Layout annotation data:

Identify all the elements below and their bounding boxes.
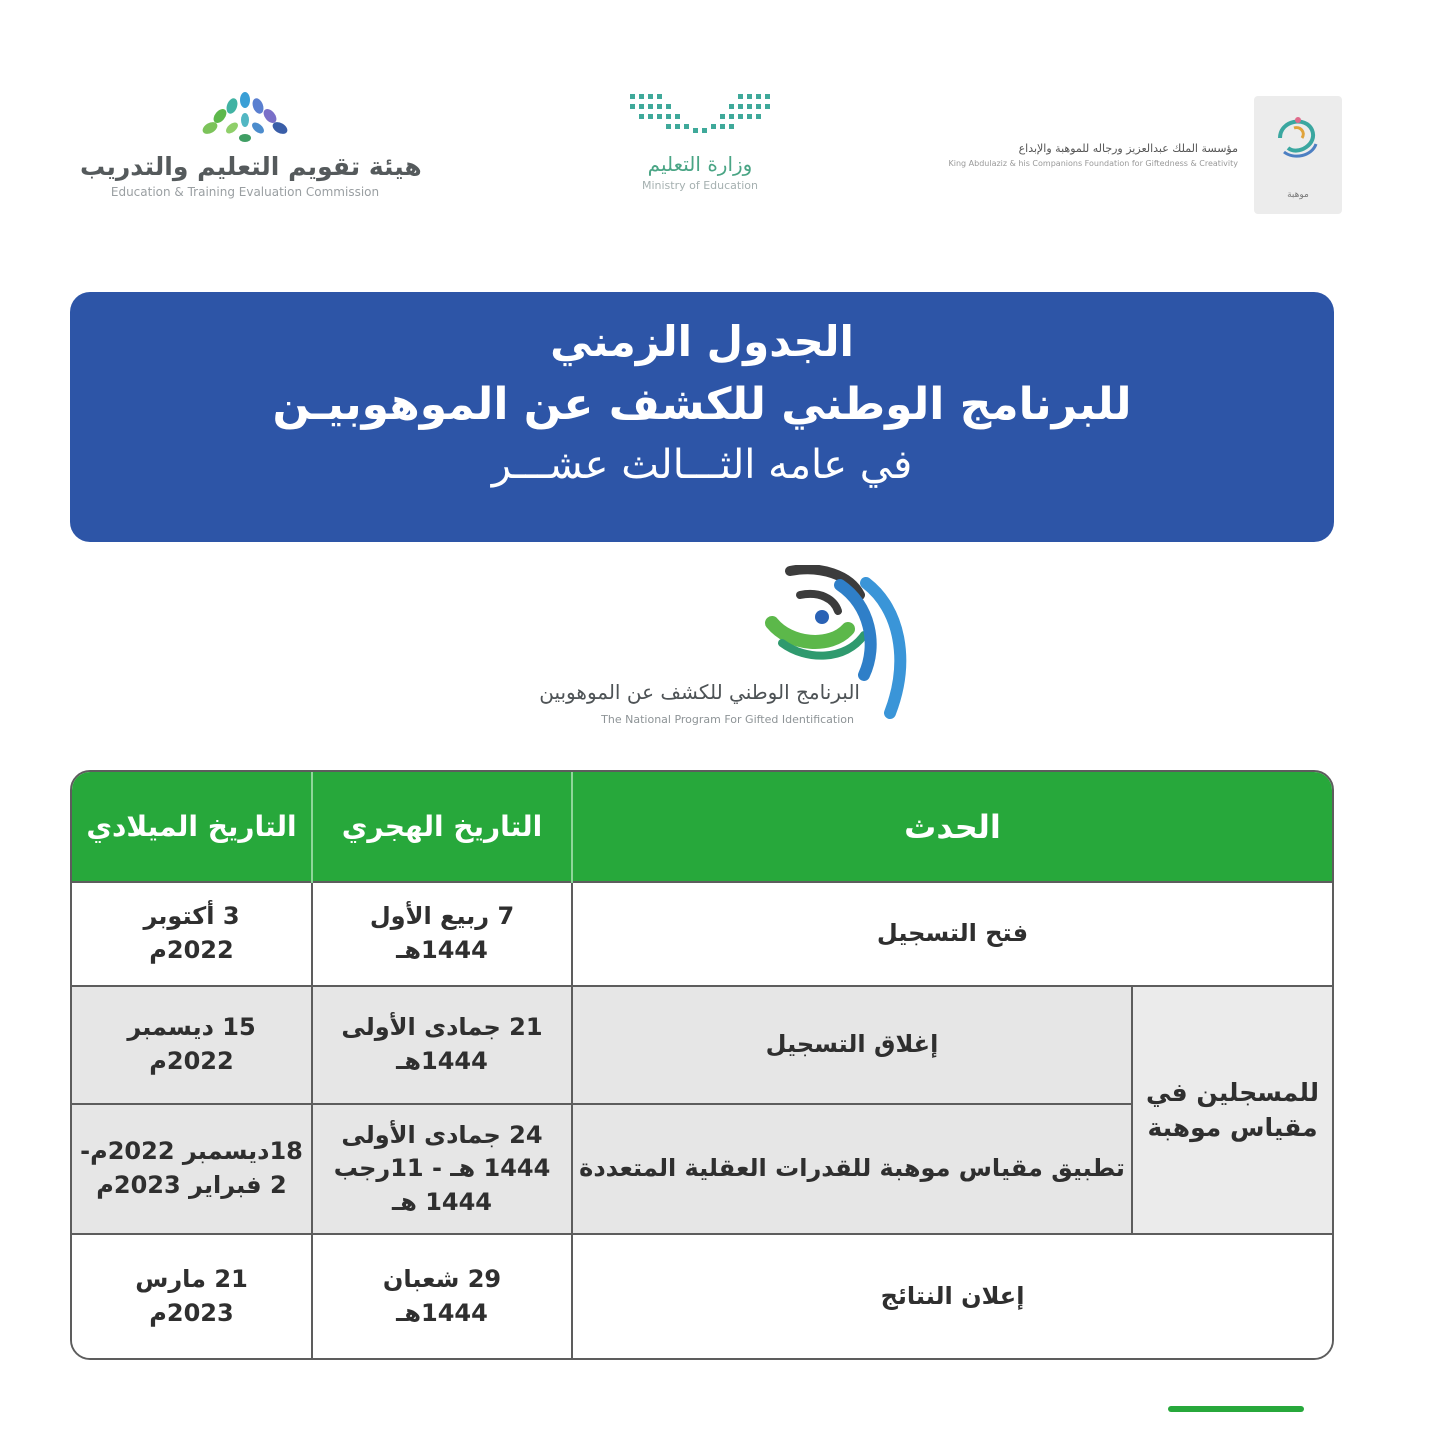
group-label-line: للمسجلين في (1145, 1078, 1320, 1107)
gregorian-date-cell (72, 882, 312, 986)
hijri-date-line: 1444هـ (396, 1047, 488, 1075)
table-row (72, 882, 1332, 986)
etec-title-ar: هيئة تقويم التعليم والتدريب (80, 152, 422, 181)
etec-logo (80, 88, 422, 218)
table-header-row (72, 772, 1332, 882)
program-title-en: The National Program For Gifted Identification (601, 713, 854, 726)
banner-title: الجدول الزمني (550, 317, 854, 366)
hijri-date-line: 24 جمادى الأولى (341, 1120, 543, 1149)
gregorian-date-cell (72, 1234, 312, 1358)
hijri-date-cell (312, 1104, 572, 1234)
banner-subtitle: للبرنامج الوطني للكشف عن الموهوبيـن (272, 378, 1132, 430)
gregorian-date-cell (72, 1104, 312, 1234)
table-row (72, 986, 1332, 1104)
bottom-accent-bar (1168, 1406, 1304, 1412)
mawhiba-icon (1254, 96, 1342, 176)
gregorian-date-line: 18ديسمبر 2022م- (80, 1137, 303, 1166)
event-cell: إعلان النتائج (572, 1234, 1332, 1358)
event-cell: فتح التسجيل (572, 882, 1332, 986)
hijri-date-line: 1444هـ (396, 936, 488, 964)
partner-logos (70, 88, 1350, 228)
gregorian-date-line: 15 ديسمبر (127, 1013, 256, 1042)
hijri-date-line: 1444 هـ - 11رجب (333, 1154, 551, 1183)
gregorian-date-line: 2022م (149, 1047, 234, 1075)
gregorian-date-cell (72, 986, 312, 1104)
hijri-date-line: 7 ربيع الأول (369, 902, 515, 931)
banner-edition: في عامه الثـــالث عشـــر (491, 442, 913, 489)
hijri-date-cell (312, 986, 572, 1104)
table-row (72, 1234, 1332, 1358)
leaf-cluster-icon (190, 88, 300, 148)
header-event: الحدث (572, 772, 1332, 882)
moe-title-ar: وزارة التعليم (647, 152, 753, 176)
group-label-line: مقياس موهبة (1147, 1113, 1318, 1142)
dotted-book-icon (625, 88, 775, 140)
moe-title-en: Ministry of Education (641, 179, 758, 192)
hijri-date-cell (312, 1234, 572, 1358)
event-cell: إغلاق التسجيل (572, 986, 1132, 1104)
header-hijri-date: التاريخ الهجري (312, 772, 572, 882)
gregorian-date-line: 2023م (149, 1298, 234, 1327)
gregorian-date-line: 3 أكتوبر (143, 902, 240, 931)
mawhiba-title-ar: مؤسسة الملك عبدالعزيز ورجاله للموهبة والإبداع (1018, 142, 1238, 155)
schedule-table (70, 770, 1334, 1360)
gregorian-date-line: 2022م (149, 936, 234, 964)
mawhiba-short-name: موهبة (1287, 190, 1309, 200)
hijri-date-line: 21 جمادى الأولى (341, 1013, 543, 1042)
group-label-cell (1132, 986, 1332, 1234)
mawhiba-logo (948, 96, 1350, 220)
mawhiba-text (949, 142, 1239, 168)
event-cell: تطبيق مقياس موهبة للقدرات العقلية المتعددة (572, 1104, 1132, 1234)
hijri-date-line: 1444هـ (396, 1298, 488, 1327)
gregorian-date-line: 2 فبراير 2023م (96, 1171, 287, 1199)
mawhiba-title-en: King Abdulaziz & his Companions Foundation for Giftedness & Creativity (948, 159, 1238, 168)
etec-title-en: Education & Training Evaluation Commission (110, 185, 380, 199)
hijri-date-line: 1444 هـ (392, 1187, 492, 1216)
hijri-date-cell (312, 882, 572, 986)
program-logo (470, 565, 940, 735)
gregorian-date-line: 21 مارس (135, 1264, 248, 1293)
header-gregorian-date: التاريخ الميلادي (72, 772, 312, 882)
moe-logo (580, 88, 820, 218)
title-banner (70, 292, 1334, 542)
mawhiba-emblem (1254, 96, 1342, 214)
hijri-date-line: 29 شعبان (382, 1264, 502, 1293)
program-title-ar: البرنامج الوطني للكشف عن الموهوبين (539, 680, 860, 704)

● Task instructions
Write out every line of the records above without changing anything, and leave the pictures out.

● Exercise solution
Identify all the elements below and their bounding boxes.
group-label-line: للمسجلين في (1145, 1078, 1320, 1107)
gregorian-date-cell (72, 882, 312, 986)
hijri-date-line: 1444هـ (396, 1047, 488, 1075)
table-row (72, 882, 1332, 986)
etec-title-ar: هيئة تقويم التعليم والتدريب (80, 152, 422, 181)
etec-logo (80, 88, 422, 218)
table-header-row (72, 772, 1332, 882)
program-title-en: The National Program For Gifted Identification (601, 713, 854, 726)
banner-title: الجدول الزمني (550, 317, 854, 366)
hijri-date-line: 24 جمادى الأولى (341, 1120, 543, 1149)
gregorian-date-cell (72, 1234, 312, 1358)
hijri-date-cell (312, 1104, 572, 1234)
banner-subtitle: للبرنامج الوطني للكشف عن الموهوبيـن (272, 378, 1132, 430)
gregorian-date-cell (72, 1104, 312, 1234)
table-row (72, 986, 1332, 1104)
bottom-accent-bar (1168, 1406, 1304, 1412)
mawhiba-icon (1254, 96, 1342, 176)
gregorian-date-line: 18ديسمبر 2022م- (80, 1137, 303, 1166)
event-cell: إعلان النتائج (572, 1234, 1332, 1358)
event-cell: فتح التسجيل (572, 882, 1332, 986)
hijri-date-line: 1444هـ (396, 936, 488, 964)
partner-logos (70, 88, 1350, 228)
gregorian-date-line: 15 ديسمبر (127, 1013, 256, 1042)
hijri-date-line: 1444 هـ - 11رجب (333, 1154, 551, 1183)
gregorian-date-line: 2022م (149, 1047, 234, 1075)
gregorian-date-cell (72, 986, 312, 1104)
hijri-date-line: 7 ربيع الأول (369, 902, 515, 931)
banner-edition: في عامه الثـــالث عشـــر (491, 442, 913, 489)
hijri-date-cell (312, 986, 572, 1104)
table-row (72, 1234, 1332, 1358)
leaf-cluster-icon (190, 88, 300, 148)
header-event: الحدث (572, 772, 1332, 882)
moe-title-ar: وزارة التعليم (647, 152, 753, 176)
group-label-line: مقياس موهبة (1147, 1113, 1318, 1142)
dotted-book-icon (625, 88, 775, 140)
moe-title-en: Ministry of Education (641, 179, 758, 192)
hijri-date-cell (312, 1234, 572, 1358)
event-cell: إغلاق التسجيل (572, 986, 1132, 1104)
header-hijri-date: التاريخ الهجري (312, 772, 572, 882)
gregorian-date-line: 2023م (149, 1298, 234, 1327)
gregorian-date-line: 3 أكتوبر (143, 902, 240, 931)
mawhiba-title-ar: مؤسسة الملك عبدالعزيز ورجاله للموهبة والإبداع (1018, 142, 1238, 155)
schedule-table (70, 770, 1334, 1360)
gregorian-date-line: 2022م (149, 936, 234, 964)
mawhiba-short-name: موهبة (1287, 190, 1309, 200)
hijri-date-line: 21 جمادى الأولى (341, 1013, 543, 1042)
group-label-cell (1132, 986, 1332, 1234)
mawhiba-logo (948, 96, 1350, 220)
mawhiba-text (949, 142, 1239, 168)
event-cell: تطبيق مقياس موهبة للقدرات العقلية المتعددة (572, 1104, 1132, 1234)
hijri-date-line: 1444هـ (396, 1298, 488, 1327)
gregorian-date-line: 2 فبراير 2023م (96, 1171, 287, 1199)
mawhiba-title-en: King Abdulaziz & his Companions Foundation for Giftedness & Creativity (948, 159, 1238, 168)
etec-title-en: Education & Training Evaluation Commission (110, 185, 380, 199)
hijri-date-line: 1444 هـ (392, 1187, 492, 1216)
hijri-date-cell (312, 882, 572, 986)
program-logo (470, 565, 940, 735)
gregorian-date-line: 21 مارس (135, 1264, 248, 1293)
header-gregorian-date: التاريخ الميلادي (72, 772, 312, 882)
moe-logo (580, 88, 820, 218)
title-banner (70, 292, 1334, 542)
mawhiba-emblem (1254, 96, 1342, 214)
hijri-date-line: 29 شعبان (382, 1264, 502, 1293)
program-title-ar: البرنامج الوطني للكشف عن الموهوبين (539, 680, 860, 704)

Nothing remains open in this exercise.